Go through the entries below and copy each line containing the word "this".

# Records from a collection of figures
· · · ·
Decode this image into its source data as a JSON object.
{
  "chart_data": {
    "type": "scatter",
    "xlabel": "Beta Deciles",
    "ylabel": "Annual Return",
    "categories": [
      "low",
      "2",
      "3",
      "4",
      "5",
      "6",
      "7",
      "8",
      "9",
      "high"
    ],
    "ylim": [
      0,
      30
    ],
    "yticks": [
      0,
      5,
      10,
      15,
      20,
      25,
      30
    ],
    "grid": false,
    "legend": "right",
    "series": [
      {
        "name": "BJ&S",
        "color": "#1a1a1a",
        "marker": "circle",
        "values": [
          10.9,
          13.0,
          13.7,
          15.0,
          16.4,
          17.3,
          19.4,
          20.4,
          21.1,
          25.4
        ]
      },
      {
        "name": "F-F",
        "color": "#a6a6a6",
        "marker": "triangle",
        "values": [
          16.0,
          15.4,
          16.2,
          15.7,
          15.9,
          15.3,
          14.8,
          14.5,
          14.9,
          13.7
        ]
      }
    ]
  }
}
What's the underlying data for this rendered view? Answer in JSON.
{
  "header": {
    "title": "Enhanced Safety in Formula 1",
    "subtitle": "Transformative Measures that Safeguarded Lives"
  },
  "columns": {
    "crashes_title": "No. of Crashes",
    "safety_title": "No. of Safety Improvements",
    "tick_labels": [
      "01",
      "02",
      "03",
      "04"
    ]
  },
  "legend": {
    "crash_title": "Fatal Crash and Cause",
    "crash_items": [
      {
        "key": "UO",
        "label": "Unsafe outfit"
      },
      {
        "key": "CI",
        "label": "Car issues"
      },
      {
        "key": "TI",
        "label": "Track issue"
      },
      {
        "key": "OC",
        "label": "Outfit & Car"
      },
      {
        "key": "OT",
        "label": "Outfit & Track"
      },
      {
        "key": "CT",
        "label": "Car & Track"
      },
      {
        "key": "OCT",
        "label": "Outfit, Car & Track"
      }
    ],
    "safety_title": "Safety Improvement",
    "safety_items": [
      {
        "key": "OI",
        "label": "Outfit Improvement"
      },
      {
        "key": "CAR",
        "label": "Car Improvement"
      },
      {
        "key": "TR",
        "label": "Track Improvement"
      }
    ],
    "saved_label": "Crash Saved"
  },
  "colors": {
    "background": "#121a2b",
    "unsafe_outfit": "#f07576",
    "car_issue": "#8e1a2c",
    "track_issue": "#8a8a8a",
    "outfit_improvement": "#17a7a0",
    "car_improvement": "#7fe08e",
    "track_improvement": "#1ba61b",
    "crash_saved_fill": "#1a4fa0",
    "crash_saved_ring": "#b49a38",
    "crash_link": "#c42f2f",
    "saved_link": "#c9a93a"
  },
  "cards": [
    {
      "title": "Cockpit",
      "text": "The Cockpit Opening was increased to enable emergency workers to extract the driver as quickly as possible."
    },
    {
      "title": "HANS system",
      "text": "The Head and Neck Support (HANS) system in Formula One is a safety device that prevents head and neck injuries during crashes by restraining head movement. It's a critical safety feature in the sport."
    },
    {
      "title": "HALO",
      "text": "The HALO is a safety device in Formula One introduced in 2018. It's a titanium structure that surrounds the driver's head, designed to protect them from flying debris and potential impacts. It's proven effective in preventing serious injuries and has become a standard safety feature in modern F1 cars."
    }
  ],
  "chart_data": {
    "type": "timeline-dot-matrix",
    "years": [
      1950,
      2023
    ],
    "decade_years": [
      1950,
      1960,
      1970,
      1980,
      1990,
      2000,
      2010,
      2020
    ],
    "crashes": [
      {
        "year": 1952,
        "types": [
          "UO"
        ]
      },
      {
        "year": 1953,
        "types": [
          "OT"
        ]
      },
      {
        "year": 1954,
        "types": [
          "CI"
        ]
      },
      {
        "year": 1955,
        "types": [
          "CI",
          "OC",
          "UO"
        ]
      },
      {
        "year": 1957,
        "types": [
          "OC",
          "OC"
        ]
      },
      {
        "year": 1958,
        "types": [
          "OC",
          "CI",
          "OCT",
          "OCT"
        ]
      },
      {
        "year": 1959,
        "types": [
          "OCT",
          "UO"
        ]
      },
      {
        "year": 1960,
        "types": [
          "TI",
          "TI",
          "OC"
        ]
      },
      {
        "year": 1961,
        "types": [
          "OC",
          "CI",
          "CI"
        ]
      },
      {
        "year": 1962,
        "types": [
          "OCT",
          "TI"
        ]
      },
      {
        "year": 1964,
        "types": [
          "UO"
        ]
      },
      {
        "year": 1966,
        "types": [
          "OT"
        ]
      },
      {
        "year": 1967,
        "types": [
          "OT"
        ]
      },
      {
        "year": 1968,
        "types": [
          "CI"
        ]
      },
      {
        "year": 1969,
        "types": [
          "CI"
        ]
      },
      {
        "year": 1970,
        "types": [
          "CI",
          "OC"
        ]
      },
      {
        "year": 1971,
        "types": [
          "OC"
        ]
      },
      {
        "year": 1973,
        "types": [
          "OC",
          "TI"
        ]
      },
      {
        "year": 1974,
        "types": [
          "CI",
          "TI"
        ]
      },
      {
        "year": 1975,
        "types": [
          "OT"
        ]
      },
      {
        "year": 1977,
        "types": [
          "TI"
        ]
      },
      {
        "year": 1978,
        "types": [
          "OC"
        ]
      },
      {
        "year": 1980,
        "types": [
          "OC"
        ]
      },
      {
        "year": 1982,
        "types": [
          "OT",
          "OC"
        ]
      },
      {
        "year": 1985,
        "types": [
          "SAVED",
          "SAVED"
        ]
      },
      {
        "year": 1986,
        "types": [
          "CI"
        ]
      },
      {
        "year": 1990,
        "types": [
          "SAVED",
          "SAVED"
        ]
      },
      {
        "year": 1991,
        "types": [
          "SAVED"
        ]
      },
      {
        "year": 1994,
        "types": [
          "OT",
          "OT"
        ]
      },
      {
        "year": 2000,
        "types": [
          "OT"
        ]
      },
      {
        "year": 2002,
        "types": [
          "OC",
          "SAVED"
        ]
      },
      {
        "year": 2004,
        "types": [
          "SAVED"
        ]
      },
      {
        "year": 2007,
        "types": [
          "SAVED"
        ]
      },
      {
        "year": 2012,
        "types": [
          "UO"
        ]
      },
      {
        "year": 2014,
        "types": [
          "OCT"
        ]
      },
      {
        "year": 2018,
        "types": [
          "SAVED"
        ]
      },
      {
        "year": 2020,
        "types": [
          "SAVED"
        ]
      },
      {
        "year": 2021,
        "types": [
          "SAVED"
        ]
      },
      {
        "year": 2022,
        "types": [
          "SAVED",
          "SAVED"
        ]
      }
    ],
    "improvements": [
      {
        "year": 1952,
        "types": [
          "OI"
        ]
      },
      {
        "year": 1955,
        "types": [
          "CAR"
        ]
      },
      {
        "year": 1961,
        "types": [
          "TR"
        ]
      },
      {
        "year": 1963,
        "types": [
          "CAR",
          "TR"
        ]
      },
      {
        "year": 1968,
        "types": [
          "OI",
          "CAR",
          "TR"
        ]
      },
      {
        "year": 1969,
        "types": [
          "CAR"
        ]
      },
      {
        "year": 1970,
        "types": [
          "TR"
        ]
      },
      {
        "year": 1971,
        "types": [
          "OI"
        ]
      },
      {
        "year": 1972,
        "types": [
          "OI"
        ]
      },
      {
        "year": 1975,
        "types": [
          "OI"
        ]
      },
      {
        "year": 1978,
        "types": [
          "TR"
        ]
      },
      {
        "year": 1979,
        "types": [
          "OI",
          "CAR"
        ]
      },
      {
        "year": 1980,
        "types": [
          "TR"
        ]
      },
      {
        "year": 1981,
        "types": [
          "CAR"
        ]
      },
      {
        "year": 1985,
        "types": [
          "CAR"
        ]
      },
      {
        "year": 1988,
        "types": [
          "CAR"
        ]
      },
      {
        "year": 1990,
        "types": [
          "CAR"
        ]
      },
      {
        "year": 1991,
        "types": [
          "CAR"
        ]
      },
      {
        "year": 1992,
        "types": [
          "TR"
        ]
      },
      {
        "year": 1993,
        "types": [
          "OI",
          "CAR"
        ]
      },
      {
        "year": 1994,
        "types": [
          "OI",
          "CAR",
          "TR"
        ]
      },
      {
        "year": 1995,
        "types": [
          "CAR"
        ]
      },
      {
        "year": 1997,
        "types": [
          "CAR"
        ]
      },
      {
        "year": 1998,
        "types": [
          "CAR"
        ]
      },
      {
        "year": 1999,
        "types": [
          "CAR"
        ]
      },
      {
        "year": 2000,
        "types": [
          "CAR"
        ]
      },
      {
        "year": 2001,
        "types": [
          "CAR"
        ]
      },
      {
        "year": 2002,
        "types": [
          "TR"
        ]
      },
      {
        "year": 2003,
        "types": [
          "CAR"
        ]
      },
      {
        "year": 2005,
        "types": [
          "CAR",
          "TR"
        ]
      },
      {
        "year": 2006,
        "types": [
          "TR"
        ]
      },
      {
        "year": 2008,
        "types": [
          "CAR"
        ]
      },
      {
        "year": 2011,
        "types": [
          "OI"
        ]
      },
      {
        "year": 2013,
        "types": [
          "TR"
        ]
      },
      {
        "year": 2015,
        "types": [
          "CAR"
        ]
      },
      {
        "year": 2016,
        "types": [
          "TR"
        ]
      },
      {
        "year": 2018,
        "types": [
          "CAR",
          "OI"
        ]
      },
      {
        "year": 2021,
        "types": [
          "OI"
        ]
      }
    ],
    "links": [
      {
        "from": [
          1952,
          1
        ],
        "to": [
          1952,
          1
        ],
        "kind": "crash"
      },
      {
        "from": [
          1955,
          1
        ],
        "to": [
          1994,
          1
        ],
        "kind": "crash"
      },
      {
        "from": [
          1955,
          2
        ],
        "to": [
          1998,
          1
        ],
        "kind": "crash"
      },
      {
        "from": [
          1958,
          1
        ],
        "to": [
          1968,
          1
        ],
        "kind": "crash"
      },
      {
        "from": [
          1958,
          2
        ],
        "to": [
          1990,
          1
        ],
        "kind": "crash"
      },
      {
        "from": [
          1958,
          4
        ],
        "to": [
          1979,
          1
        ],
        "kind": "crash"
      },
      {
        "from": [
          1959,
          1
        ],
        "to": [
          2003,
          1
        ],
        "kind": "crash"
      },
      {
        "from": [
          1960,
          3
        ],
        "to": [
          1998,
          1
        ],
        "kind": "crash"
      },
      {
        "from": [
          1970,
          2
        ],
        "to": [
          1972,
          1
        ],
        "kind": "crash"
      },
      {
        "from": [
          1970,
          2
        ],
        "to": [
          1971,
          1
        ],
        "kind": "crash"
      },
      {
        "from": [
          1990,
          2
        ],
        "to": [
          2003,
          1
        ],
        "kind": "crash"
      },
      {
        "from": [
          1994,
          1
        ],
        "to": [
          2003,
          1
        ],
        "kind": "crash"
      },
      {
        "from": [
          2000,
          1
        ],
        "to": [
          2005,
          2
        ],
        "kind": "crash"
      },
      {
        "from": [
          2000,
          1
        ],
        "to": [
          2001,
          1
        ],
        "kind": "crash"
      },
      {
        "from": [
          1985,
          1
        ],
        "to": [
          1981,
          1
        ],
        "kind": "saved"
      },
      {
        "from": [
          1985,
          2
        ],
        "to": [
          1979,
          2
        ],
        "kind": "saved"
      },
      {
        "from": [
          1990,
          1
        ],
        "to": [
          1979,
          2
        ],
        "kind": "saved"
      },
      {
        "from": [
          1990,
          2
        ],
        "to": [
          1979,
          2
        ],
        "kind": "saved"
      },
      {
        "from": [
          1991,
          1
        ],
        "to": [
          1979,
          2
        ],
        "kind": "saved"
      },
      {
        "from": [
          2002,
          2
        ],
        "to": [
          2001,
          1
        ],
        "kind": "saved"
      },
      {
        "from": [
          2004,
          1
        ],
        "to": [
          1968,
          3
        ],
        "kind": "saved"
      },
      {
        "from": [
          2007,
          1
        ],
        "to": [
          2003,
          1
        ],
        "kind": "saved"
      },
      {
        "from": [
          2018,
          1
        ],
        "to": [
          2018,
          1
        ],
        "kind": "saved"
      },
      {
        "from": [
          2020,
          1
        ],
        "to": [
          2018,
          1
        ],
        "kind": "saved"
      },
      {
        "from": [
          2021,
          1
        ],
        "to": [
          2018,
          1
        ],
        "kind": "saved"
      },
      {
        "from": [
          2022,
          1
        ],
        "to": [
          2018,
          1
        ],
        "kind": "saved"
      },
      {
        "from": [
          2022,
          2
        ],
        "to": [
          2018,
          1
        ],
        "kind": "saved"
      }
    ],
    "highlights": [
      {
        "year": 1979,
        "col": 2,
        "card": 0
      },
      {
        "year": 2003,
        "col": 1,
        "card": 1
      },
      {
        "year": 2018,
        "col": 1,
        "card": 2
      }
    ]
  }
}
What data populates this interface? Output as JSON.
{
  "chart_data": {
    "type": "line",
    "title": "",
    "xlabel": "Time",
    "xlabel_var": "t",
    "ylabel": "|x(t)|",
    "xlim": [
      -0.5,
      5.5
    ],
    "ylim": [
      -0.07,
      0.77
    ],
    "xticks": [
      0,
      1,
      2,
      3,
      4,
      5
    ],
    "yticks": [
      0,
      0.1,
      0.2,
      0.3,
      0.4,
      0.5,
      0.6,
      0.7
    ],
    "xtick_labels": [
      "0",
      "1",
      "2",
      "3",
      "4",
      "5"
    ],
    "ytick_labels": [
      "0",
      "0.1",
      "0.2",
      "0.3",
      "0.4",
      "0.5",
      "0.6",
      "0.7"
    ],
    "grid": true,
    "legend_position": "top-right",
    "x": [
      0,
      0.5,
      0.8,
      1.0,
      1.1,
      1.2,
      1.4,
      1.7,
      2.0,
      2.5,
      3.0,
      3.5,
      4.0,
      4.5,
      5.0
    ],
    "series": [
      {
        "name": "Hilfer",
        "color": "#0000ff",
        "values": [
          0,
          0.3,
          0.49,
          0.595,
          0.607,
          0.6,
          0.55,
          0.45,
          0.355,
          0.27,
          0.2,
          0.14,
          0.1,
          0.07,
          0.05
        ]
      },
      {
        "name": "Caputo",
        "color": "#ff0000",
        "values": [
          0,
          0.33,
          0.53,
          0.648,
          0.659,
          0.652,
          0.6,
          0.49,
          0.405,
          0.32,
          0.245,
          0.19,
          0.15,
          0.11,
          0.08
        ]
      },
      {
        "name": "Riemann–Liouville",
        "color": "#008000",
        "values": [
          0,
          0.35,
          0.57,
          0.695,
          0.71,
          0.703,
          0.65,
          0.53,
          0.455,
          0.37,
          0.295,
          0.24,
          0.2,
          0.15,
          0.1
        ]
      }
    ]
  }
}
· · · ·
# Full response
Decode this image into its source data as a JSON object.
What's the underlying data for this rendered view? Answer in JSON.
What data populates this interface? Output as JSON.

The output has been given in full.